- _Records for the task_

--- --- ---

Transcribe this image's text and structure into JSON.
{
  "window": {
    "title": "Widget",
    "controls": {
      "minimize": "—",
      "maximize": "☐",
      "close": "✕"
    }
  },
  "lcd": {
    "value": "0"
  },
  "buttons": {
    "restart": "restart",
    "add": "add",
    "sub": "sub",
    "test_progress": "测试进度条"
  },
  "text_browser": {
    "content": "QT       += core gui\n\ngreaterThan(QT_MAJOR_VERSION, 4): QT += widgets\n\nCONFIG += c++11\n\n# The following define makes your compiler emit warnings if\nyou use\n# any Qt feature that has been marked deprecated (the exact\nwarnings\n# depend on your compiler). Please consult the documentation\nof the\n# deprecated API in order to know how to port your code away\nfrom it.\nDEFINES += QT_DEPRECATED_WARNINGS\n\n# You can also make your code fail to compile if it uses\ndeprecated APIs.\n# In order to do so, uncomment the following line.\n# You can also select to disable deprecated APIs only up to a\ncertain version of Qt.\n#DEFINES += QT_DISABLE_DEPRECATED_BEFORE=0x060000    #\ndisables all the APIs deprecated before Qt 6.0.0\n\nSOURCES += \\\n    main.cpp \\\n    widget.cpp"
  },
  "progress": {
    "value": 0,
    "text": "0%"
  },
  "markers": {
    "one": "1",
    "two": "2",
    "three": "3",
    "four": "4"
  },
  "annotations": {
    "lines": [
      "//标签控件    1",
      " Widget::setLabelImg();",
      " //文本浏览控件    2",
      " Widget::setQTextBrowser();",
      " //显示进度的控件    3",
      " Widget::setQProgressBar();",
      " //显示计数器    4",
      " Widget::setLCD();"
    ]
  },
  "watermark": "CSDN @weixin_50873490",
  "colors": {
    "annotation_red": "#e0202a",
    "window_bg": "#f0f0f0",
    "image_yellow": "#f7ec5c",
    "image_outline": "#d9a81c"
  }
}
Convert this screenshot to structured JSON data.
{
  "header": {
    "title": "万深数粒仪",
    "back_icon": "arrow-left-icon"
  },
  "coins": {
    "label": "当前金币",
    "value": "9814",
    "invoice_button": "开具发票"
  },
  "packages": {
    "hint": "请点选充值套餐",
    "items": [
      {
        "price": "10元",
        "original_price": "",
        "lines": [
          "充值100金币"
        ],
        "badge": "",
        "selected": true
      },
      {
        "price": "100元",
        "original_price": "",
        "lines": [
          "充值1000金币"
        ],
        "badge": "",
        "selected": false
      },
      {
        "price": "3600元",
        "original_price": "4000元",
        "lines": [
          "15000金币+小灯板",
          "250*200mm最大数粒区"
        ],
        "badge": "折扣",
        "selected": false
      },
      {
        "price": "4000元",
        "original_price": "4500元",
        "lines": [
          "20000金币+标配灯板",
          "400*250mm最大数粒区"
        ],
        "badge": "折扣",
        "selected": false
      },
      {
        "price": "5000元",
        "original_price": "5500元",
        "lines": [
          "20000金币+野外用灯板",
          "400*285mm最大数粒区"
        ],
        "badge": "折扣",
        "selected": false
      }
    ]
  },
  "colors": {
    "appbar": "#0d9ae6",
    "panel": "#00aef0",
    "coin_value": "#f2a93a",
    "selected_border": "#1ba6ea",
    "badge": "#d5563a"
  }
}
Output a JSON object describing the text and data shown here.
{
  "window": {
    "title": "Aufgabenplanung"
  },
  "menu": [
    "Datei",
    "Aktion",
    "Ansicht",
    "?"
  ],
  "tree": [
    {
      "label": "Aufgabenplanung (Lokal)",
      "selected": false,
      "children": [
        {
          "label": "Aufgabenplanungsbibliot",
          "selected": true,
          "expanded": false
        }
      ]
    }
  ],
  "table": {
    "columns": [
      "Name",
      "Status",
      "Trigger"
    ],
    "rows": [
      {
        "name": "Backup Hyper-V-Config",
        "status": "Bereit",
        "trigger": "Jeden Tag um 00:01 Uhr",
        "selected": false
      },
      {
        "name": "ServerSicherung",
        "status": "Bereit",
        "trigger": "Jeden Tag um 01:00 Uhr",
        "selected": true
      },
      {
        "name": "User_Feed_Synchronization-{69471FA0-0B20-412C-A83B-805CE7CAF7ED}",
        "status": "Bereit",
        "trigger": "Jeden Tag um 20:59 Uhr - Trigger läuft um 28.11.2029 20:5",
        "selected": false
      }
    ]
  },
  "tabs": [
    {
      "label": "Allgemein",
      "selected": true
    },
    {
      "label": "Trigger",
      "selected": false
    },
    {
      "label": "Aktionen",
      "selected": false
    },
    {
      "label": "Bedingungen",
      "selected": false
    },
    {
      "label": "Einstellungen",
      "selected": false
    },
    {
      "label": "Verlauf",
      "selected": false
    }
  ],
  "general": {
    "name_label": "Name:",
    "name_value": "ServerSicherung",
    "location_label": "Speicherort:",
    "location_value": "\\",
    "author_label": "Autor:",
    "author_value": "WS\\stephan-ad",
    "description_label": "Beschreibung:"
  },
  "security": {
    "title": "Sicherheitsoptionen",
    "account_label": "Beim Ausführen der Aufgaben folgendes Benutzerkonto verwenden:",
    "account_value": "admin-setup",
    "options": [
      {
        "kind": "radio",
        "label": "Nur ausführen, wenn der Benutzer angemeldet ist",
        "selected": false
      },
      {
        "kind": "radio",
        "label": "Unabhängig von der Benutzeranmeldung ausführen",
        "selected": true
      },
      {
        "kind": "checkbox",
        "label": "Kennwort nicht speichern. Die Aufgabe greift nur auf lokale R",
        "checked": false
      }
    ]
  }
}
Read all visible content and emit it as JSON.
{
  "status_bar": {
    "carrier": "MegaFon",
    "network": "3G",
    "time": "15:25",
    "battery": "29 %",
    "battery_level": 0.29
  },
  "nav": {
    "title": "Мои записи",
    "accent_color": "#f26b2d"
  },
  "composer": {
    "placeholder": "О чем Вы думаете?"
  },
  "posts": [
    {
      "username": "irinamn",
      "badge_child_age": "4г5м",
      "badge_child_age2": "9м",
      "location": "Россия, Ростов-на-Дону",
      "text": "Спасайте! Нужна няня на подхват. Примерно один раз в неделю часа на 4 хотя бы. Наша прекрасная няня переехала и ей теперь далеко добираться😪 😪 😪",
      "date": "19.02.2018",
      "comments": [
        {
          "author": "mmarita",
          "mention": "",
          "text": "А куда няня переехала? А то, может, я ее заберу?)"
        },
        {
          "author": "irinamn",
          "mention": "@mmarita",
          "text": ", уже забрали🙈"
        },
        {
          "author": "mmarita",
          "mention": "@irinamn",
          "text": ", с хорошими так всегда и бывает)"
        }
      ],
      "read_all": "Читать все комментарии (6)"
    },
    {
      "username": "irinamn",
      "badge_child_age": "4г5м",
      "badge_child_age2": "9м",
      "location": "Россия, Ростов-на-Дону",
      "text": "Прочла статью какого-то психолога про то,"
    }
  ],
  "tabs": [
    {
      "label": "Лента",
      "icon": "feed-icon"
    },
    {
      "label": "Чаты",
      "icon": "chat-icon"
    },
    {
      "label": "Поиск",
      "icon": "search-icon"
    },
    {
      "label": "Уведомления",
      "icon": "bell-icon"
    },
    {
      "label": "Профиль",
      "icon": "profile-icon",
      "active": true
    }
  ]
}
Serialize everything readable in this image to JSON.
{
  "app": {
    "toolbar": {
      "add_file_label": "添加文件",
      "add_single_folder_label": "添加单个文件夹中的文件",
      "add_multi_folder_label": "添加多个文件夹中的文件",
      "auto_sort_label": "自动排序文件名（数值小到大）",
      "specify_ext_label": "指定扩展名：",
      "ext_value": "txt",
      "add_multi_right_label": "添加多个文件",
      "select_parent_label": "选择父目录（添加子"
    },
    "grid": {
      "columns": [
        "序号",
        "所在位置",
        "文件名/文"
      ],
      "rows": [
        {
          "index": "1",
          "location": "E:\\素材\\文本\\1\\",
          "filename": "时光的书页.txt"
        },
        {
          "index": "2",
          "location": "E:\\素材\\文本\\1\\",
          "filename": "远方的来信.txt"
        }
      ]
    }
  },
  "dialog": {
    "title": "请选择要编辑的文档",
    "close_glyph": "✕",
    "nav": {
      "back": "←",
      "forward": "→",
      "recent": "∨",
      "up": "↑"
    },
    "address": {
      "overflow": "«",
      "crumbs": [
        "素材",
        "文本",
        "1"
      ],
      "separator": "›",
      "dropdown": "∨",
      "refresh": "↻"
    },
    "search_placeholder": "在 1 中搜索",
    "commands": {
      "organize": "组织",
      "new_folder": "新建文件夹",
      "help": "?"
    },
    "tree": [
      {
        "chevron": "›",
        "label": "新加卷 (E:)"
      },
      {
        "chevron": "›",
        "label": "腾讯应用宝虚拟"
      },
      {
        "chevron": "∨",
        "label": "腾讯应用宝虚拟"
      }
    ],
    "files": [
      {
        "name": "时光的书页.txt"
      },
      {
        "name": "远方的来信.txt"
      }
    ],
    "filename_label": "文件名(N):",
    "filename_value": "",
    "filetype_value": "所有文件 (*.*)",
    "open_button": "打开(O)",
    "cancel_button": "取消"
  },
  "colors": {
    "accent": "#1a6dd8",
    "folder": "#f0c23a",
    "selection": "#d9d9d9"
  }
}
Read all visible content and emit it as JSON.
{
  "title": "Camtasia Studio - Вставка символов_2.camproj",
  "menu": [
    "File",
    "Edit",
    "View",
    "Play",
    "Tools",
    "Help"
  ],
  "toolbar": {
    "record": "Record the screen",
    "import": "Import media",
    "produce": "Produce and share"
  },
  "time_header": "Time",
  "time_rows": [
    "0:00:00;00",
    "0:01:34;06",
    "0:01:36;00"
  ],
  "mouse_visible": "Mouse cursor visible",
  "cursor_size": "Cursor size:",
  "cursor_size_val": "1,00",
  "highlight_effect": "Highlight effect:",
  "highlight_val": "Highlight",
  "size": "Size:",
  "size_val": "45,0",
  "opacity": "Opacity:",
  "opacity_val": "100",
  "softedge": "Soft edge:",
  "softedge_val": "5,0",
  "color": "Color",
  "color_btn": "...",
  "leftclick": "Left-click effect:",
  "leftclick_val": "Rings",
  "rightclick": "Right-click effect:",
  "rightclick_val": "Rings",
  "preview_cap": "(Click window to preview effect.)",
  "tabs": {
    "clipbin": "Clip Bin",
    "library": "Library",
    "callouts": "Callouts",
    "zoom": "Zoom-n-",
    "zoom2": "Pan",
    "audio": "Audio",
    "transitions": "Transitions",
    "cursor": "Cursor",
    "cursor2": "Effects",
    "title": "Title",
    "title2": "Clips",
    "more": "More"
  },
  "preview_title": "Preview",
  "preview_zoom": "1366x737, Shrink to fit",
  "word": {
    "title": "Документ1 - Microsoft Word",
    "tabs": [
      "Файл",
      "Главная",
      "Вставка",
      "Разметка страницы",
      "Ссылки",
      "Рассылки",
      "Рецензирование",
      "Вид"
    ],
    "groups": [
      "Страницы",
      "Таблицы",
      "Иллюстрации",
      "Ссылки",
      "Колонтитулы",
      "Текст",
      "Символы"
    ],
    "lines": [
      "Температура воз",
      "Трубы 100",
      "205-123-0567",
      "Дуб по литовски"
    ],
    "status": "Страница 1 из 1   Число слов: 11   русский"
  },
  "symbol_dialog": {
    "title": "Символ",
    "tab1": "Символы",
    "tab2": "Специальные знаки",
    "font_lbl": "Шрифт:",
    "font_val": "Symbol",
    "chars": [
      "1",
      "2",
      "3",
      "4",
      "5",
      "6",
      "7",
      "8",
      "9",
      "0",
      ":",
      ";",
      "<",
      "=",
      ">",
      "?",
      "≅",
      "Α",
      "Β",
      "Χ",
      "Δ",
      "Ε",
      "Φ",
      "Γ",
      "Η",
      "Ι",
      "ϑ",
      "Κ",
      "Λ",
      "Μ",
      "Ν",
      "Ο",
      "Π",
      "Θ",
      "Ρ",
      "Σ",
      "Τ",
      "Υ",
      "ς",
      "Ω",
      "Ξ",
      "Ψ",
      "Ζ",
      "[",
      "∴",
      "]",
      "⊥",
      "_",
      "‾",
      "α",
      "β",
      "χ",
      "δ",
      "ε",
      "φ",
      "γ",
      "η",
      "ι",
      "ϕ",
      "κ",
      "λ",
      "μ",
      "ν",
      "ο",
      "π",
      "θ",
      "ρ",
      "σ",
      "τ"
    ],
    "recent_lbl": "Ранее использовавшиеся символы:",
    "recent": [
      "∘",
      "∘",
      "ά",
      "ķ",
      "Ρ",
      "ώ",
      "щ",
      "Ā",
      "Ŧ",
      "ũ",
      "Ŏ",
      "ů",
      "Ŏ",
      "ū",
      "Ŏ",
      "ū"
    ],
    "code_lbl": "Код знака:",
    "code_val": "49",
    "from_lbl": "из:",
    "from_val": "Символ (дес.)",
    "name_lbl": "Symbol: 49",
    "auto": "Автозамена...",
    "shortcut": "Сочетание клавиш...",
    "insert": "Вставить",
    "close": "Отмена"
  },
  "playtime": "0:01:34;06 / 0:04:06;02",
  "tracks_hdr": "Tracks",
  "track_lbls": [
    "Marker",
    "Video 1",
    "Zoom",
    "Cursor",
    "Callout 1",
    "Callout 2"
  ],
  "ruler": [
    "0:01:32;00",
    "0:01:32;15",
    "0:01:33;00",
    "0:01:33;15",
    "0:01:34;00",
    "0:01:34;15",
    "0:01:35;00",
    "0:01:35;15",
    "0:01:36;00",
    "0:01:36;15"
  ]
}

--- --- ---

- _Written instruction_
All lines above containing the string "няня" are to be collected.

- _Solution_
      "text": "Спасайте! Нужна няня на подхват. Примерно один раз в неделю часа на 4 хотя бы. Наша прекрасная няня переехала и ей теперь далеко добираться😪 😪 😪",
          "text": "А куда няня переехала? А то, может, я ее заберу?)"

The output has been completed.